» **Problem to work on**:
Give every entry again, word for word.

Dataset items:
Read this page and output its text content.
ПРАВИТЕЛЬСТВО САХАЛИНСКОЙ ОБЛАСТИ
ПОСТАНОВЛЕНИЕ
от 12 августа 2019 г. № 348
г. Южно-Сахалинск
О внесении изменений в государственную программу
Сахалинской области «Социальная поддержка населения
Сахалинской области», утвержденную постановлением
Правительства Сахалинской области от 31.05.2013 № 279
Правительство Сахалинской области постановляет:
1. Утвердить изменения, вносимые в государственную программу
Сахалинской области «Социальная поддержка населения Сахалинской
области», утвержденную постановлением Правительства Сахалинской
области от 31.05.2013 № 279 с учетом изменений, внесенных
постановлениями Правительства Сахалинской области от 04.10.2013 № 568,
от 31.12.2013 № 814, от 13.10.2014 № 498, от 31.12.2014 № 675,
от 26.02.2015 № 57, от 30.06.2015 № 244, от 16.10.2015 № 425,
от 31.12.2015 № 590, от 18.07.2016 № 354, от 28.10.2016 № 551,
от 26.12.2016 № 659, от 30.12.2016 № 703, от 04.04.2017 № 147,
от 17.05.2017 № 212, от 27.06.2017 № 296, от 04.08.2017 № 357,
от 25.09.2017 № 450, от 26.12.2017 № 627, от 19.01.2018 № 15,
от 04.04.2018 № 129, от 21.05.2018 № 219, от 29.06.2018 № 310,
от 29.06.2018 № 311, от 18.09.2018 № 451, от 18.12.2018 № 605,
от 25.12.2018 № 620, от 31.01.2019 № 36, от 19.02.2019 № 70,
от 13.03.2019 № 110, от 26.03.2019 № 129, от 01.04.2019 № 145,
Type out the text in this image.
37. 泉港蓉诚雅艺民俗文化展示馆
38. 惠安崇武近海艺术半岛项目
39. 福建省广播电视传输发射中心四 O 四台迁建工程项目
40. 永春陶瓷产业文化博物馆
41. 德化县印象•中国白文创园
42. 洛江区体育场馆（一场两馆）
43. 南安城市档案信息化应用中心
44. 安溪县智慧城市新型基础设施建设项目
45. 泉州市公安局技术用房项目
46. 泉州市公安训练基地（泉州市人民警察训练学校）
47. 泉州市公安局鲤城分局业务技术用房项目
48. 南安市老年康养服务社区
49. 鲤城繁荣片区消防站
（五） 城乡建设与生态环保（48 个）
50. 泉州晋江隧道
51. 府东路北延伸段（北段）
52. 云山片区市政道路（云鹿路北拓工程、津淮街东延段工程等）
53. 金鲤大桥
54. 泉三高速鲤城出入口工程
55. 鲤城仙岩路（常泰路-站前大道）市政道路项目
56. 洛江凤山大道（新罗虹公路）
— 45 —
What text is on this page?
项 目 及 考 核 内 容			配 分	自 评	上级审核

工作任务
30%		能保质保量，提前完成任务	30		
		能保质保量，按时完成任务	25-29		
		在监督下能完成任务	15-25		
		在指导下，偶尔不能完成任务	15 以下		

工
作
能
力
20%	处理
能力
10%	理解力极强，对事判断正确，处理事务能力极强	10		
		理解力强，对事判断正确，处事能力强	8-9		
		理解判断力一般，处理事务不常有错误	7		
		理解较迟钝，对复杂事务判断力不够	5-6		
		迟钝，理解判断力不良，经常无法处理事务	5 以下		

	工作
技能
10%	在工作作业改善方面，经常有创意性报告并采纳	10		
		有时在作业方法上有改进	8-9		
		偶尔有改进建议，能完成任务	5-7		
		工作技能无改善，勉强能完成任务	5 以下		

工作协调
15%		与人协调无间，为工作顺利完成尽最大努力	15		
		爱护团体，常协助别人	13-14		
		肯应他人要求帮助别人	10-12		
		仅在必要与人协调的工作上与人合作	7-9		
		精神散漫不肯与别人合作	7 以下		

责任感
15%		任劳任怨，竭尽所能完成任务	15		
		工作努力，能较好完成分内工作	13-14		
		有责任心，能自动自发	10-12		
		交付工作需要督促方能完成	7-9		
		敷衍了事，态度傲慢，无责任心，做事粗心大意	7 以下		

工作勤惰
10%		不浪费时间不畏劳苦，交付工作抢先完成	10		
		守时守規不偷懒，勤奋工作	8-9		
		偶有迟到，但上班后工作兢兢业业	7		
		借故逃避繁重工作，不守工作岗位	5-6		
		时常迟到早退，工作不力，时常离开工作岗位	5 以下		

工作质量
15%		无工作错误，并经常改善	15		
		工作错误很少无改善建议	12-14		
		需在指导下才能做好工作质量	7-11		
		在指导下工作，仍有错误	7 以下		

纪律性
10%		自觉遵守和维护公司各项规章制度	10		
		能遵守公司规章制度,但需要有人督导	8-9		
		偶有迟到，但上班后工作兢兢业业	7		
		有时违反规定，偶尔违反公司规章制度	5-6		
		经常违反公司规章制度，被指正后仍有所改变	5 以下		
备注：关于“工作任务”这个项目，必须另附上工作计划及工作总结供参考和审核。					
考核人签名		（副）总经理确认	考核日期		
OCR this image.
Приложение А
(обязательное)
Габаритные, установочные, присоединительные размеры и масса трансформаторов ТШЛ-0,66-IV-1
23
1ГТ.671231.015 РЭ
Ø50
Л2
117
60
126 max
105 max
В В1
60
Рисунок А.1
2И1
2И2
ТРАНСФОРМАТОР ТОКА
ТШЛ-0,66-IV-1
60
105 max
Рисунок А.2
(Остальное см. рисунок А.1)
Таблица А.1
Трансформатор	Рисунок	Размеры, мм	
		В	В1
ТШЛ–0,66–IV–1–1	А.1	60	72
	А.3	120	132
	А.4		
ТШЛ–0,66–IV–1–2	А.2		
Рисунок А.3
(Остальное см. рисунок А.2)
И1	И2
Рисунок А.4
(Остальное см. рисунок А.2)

» **Full solution**:
Read this page and output its text content.
ПРАВИТЕЛЬСТВО САХАЛИНСКОЙ ОБЛАСТИ
ПОСТАНОВЛЕНИЕ
от 12 августа 2019 г. № 348
г. Южно-Сахалинск
О внесении изменений в государственную программу
Сахалинской области «Социальная поддержка населения
Сахалинской области», утвержденную постановлением
Правительства Сахалинской области от 31.05.2013 № 279
Правительство Сахалинской области постановляет:
1. Утвердить изменения, вносимые в государственную программу
Сахалинской области «Социальная поддержка населения Сахалинской
области», утвержденную постановлением Правительства Сахалинской
области от 31.05.2013 № 279 с учетом изменений, внесенных
постановлениями Правительства Сахалинской области от 04.10.2013 № 568,
от 31.12.2013 № 814, от 13.10.2014 № 498, от 31.12.2014 № 675,
от 26.02.2015 № 57, от 30.06.2015 № 244, от 16.10.2015 № 425,
от 31.12.2015 № 590, от 18.07.2016 № 354, от 28.10.2016 № 551,
от 26.12.2016 № 659, от 30.12.2016 № 703, от 04.04.2017 № 147,
от 17.05.2017 № 212, от 27.06.2017 № 296, от 04.08.2017 № 357,
от 25.09.2017 № 450, от 26.12.2017 № 627, от 19.01.2018 № 15,
от 04.04.2018 № 129, от 21.05.2018 № 219, от 29.06.2018 № 310,
от 29.06.2018 № 311, от 18.09.2018 № 451, от 18.12.2018 № 605,
от 25.12.2018 № 620, от 31.01.2019 № 36, от 19.02.2019 № 70,
от 13.03.2019 № 110, от 26.03.2019 № 129, от 01.04.2019 № 145,
Type out the text in this image.
37. 泉港蓉诚雅艺民俗文化展示馆
38. 惠安崇武近海艺术半岛项目
39. 福建省广播电视传输发射中心四 O 四台迁建工程项目
40. 永春陶瓷产业文化博物馆
41. 德化县印象•中国白文创园
42. 洛江区体育场馆（一场两馆）
43. 南安城市档案信息化应用中心
44. 安溪县智慧城市新型基础设施建设项目
45. 泉州市公安局技术用房项目
46. 泉州市公安训练基地（泉州市人民警察训练学校）
47. 泉州市公安局鲤城分局业务技术用房项目
48. 南安市老年康养服务社区
49. 鲤城繁荣片区消防站
（五） 城乡建设与生态环保（48 个）
50. 泉州晋江隧道
51. 府东路北延伸段（北段）
52. 云山片区市政道路（云鹿路北拓工程、津淮街东延段工程等）
53. 金鲤大桥
54. 泉三高速鲤城出入口工程
55. 鲤城仙岩路（常泰路-站前大道）市政道路项目
56. 洛江凤山大道（新罗虹公路）
— 45 —
What text is on this page?
项 目 及 考 核 内 容			配 分	自 评	上级审核

工作任务
30%		能保质保量，提前完成任务	30		
		能保质保量，按时完成任务	25-29		
		在监督下能完成任务	15-25		
		在指导下，偶尔不能完成任务	15 以下		

工
作
能
力
20%	处理
能力
10%	理解力极强，对事判断正确，处理事务能力极强	10		
		理解力强，对事判断正确，处事能力强	8-9		
		理解判断力一般，处理事务不常有错误	7		
		理解较迟钝，对复杂事务判断力不够	5-6		
		迟钝，理解判断力不良，经常无法处理事务	5 以下		

	工作
技能
10%	在工作作业改善方面，经常有创意性报告并采纳	10		
		有时在作业方法上有改进	8-9		
		偶尔有改进建议，能完成任务	5-7		
		工作技能无改善，勉强能完成任务	5 以下		

工作协调
15%		与人协调无间，为工作顺利完成尽最大努力	15		
		爱护团体，常协助别人	13-14		
		肯应他人要求帮助别人	10-12		
		仅在必要与人协调的工作上与人合作	7-9		
		精神散漫不肯与别人合作	7 以下		

责任感
15%		任劳任怨，竭尽所能完成任务	15		
		工作努力，能较好完成分内工作	13-14		
		有责任心，能自动自发	10-12		
		交付工作需要督促方能完成	7-9		
		敷衍了事，态度傲慢，无责任心，做事粗心大意	7 以下		

工作勤惰
10%		不浪费时间不畏劳苦，交付工作抢先完成	10		
		守时守規不偷懒，勤奋工作	8-9		
		偶有迟到，但上班后工作兢兢业业	7		
		借故逃避繁重工作，不守工作岗位	5-6		
		时常迟到早退，工作不力，时常离开工作岗位	5 以下		

工作质量
15%		无工作错误，并经常改善	15		
		工作错误很少无改善建议	12-14		
		需在指导下才能做好工作质量	7-11		
		在指导下工作，仍有错误	7 以下		

纪律性
10%		自觉遵守和维护公司各项规章制度	10		
		能遵守公司规章制度,但需要有人督导	8-9		
		偶有迟到，但上班后工作兢兢业业	7		
		有时违反规定，偶尔违反公司规章制度	5-6		
		经常违反公司规章制度，被指正后仍有所改变	5 以下		
备注：关于“工作任务”这个项目，必须另附上工作计划及工作总结供参考和审核。					
考核人签名		（副）总经理确认	考核日期		
OCR this image.
Приложение А
(обязательное)
Габаритные, установочные, присоединительные размеры и масса трансформаторов ТШЛ-0,66-IV-1
23
1ГТ.671231.015 РЭ
Ø50
Л2
117
60
126 max
105 max
В В1
60
Рисунок А.1
2И1
2И2
ТРАНСФОРМАТОР ТОКА
ТШЛ-0,66-IV-1
60
105 max
Рисунок А.2
(Остальное см. рисунок А.1)
Таблица А.1
Трансформатор	Рисунок	Размеры, мм	
		В	В1
ТШЛ–0,66–IV–1–1	А.1	60	72
	А.3	120	132
	А.4		
ТШЛ–0,66–IV–1–2	А.2		
Рисунок А.3
(Остальное см. рисунок А.2)
И1	И2
Рисунок А.4
(Остальное см. рисунок А.2)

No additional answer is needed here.